WORK TO BE COMPLETED
Extract all of the entries and set them down verbatim.

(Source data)
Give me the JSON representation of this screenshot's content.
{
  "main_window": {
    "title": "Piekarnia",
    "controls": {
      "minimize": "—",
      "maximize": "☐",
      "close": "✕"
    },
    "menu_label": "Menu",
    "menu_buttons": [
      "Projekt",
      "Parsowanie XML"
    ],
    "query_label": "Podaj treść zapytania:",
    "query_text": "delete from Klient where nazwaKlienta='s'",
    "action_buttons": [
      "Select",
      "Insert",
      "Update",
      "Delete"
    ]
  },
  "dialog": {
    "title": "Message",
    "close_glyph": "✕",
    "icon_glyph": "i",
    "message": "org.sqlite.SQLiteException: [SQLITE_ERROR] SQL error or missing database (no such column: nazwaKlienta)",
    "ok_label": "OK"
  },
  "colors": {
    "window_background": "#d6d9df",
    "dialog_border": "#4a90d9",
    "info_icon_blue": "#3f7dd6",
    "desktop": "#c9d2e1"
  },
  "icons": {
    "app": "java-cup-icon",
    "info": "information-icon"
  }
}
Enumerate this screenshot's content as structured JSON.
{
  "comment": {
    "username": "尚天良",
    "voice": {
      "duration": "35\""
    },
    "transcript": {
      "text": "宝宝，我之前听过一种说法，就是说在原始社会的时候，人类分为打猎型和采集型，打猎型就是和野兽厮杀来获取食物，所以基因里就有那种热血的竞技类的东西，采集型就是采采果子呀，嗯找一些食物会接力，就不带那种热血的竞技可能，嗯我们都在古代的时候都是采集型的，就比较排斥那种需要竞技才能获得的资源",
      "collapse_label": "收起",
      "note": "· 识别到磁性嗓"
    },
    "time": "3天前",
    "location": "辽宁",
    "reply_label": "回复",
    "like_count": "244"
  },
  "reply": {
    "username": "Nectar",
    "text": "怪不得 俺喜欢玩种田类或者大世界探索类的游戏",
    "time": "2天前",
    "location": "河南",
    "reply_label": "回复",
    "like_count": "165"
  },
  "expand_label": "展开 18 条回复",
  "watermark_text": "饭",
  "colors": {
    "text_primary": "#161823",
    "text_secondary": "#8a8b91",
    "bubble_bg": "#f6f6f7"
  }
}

TASK RESPONSE
Give me the JSON representation of this screenshot's content.
{
  "main_window": {
    "title": "Piekarnia",
    "controls": {
      "minimize": "—",
      "maximize": "☐",
      "close": "✕"
    },
    "menu_label": "Menu",
    "menu_buttons": [
      "Projekt",
      "Parsowanie XML"
    ],
    "query_label": "Podaj treść zapytania:",
    "query_text": "delete from Klient where nazwaKlienta='s'",
    "action_buttons": [
      "Select",
      "Insert",
      "Update",
      "Delete"
    ]
  },
  "dialog": {
    "title": "Message",
    "close_glyph": "✕",
    "icon_glyph": "i",
    "message": "org.sqlite.SQLiteException: [SQLITE_ERROR] SQL error or missing database (no such column: nazwaKlienta)",
    "ok_label": "OK"
  },
  "colors": {
    "window_background": "#d6d9df",
    "dialog_border": "#4a90d9",
    "info_icon_blue": "#3f7dd6",
    "desktop": "#c9d2e1"
  },
  "icons": {
    "app": "java-cup-icon",
    "info": "information-icon"
  }
}
Enumerate this screenshot's content as structured JSON.
{
  "comment": {
    "username": "尚天良",
    "voice": {
      "duration": "35\""
    },
    "transcript": {
      "text": "宝宝，我之前听过一种说法，就是说在原始社会的时候，人类分为打猎型和采集型，打猎型就是和野兽厮杀来获取食物，所以基因里就有那种热血的竞技类的东西，采集型就是采采果子呀，嗯找一些食物会接力，就不带那种热血的竞技可能，嗯我们都在古代的时候都是采集型的，就比较排斥那种需要竞技才能获得的资源",
      "collapse_label": "收起",
      "note": "· 识别到磁性嗓"
    },
    "time": "3天前",
    "location": "辽宁",
    "reply_label": "回复",
    "like_count": "244"
  },
  "reply": {
    "username": "Nectar",
    "text": "怪不得 俺喜欢玩种田类或者大世界探索类的游戏",
    "time": "2天前",
    "location": "河南",
    "reply_label": "回复",
    "like_count": "165"
  },
  "expand_label": "展开 18 条回复",
  "watermark_text": "饭",
  "colors": {
    "text_primary": "#161823",
    "text_secondary": "#8a8b91",
    "bubble_bg": "#f6f6f7"
  }
}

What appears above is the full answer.